• Dataset excerpts:
⁂

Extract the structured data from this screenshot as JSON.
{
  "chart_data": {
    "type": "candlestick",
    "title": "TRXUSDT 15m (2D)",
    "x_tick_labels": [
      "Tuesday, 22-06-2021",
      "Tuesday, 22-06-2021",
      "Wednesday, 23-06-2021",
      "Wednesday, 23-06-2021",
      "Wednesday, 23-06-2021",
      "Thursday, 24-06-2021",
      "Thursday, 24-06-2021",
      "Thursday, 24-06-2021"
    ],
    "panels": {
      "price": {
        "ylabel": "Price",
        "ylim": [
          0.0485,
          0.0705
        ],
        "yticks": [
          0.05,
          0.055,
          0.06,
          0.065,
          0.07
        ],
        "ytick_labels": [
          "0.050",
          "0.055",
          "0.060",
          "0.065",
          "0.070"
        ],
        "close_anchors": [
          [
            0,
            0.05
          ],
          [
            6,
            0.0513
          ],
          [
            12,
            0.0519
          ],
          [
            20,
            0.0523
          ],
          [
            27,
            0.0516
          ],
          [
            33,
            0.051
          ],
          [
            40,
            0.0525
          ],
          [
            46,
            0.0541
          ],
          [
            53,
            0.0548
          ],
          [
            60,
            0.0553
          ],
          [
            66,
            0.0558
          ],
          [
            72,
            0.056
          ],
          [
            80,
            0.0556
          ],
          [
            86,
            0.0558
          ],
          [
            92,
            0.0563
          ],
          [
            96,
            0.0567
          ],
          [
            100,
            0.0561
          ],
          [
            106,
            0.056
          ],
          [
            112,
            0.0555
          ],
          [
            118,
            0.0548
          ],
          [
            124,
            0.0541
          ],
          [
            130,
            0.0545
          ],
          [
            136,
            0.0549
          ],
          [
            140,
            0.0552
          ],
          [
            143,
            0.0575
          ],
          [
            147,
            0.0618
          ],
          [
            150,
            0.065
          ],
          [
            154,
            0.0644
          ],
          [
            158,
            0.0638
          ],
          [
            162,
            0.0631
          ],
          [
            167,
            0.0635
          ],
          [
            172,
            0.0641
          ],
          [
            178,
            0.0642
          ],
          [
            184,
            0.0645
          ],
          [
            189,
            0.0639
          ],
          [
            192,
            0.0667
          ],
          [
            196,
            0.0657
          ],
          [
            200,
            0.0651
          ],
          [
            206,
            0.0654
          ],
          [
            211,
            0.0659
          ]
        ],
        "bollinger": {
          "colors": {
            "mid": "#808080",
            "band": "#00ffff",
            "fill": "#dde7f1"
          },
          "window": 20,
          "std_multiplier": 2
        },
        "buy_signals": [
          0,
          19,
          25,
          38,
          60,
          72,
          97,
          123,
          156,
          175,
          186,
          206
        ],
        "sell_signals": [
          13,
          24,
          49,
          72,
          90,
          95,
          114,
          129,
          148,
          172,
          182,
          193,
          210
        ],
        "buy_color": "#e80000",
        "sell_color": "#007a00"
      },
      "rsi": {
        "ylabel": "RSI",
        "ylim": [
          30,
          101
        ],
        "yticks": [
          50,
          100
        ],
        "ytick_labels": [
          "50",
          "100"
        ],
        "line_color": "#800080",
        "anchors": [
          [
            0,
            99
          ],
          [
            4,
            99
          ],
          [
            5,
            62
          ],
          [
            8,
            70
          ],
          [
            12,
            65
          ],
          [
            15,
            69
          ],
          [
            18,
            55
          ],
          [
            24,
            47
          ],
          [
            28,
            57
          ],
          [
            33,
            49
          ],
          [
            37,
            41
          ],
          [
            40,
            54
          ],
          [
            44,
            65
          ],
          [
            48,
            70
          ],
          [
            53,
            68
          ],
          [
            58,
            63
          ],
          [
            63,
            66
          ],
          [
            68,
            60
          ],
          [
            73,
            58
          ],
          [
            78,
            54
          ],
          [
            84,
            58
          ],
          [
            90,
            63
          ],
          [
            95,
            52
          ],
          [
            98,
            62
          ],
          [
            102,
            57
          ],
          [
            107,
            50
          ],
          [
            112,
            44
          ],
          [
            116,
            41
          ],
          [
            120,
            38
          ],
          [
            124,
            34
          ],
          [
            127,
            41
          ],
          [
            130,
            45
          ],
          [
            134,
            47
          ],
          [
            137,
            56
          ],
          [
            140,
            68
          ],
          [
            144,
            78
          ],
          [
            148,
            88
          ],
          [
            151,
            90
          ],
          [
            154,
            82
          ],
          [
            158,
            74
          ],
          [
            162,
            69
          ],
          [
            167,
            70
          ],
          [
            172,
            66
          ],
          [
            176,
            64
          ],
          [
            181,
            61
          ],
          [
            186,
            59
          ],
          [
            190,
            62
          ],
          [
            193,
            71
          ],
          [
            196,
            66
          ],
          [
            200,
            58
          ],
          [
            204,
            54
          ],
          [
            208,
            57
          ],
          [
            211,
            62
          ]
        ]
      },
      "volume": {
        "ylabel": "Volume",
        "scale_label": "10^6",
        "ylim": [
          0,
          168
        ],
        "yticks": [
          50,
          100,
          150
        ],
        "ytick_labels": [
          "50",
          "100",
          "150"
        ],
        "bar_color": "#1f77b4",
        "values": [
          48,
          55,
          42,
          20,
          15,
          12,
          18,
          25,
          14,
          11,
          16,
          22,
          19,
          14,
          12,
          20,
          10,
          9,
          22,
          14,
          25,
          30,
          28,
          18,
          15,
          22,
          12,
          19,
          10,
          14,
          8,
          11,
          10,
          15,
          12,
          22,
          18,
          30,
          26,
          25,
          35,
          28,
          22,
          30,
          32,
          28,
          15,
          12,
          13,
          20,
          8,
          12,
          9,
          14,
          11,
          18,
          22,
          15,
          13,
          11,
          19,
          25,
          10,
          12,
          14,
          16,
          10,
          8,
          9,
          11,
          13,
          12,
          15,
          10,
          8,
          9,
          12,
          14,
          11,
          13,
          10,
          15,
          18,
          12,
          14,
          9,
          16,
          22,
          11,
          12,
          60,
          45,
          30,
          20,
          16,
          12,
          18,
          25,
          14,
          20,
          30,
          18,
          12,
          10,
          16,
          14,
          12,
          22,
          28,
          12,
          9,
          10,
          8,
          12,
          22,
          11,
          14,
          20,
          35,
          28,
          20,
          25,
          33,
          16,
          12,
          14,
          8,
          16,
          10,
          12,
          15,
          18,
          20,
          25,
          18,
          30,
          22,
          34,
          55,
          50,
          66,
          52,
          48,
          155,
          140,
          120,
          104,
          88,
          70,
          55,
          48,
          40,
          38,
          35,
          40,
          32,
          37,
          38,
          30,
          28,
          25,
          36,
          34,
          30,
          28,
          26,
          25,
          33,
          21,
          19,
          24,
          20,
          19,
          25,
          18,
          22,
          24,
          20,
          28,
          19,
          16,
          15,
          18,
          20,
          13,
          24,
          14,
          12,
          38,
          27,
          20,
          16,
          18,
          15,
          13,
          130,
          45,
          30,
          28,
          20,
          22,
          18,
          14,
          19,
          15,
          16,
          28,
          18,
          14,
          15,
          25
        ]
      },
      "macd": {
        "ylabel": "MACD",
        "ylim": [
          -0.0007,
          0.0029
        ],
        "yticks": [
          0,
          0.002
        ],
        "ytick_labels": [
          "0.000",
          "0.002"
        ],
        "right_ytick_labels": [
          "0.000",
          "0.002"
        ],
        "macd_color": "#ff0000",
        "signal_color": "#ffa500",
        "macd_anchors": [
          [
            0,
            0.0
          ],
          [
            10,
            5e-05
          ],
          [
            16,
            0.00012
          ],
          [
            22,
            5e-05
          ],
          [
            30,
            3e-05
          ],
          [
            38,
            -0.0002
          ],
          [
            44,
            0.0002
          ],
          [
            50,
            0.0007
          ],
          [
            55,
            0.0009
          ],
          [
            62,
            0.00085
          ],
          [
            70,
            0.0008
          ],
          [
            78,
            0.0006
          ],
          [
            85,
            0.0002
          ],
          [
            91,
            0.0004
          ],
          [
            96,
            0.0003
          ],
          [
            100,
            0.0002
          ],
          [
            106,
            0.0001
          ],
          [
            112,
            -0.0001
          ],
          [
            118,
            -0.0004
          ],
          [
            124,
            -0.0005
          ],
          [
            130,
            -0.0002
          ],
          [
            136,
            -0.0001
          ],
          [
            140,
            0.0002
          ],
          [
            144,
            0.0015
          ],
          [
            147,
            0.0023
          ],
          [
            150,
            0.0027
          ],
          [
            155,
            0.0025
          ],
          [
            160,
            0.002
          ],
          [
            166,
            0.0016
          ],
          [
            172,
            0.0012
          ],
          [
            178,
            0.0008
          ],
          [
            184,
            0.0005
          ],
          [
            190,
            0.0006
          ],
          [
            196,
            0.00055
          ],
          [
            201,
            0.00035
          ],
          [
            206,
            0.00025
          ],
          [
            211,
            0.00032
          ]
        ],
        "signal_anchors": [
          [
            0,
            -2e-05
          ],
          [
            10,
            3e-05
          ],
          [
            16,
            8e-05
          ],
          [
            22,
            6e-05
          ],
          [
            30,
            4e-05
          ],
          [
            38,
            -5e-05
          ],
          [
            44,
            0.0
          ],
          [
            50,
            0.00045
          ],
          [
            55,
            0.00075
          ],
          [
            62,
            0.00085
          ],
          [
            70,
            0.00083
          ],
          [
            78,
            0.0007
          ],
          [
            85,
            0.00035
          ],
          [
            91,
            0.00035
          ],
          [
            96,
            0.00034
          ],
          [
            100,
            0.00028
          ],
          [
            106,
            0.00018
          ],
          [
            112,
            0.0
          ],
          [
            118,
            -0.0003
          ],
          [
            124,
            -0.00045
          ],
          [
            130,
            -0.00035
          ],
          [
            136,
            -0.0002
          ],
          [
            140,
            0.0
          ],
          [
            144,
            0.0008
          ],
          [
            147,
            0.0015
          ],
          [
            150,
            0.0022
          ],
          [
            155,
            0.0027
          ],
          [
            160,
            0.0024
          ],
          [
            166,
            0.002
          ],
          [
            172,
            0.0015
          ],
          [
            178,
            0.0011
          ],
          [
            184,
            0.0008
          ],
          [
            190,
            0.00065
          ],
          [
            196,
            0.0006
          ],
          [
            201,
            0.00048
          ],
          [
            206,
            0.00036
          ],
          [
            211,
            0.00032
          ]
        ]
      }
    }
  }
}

⁂

• What is required: Gather up every line from the listing above in which the word "ylabel" occurs.

• Problem solution:
        "ylabel": "Price",
        "ylabel": "RSI",
        "ylabel": "Volume",
        "ylabel": "MACD",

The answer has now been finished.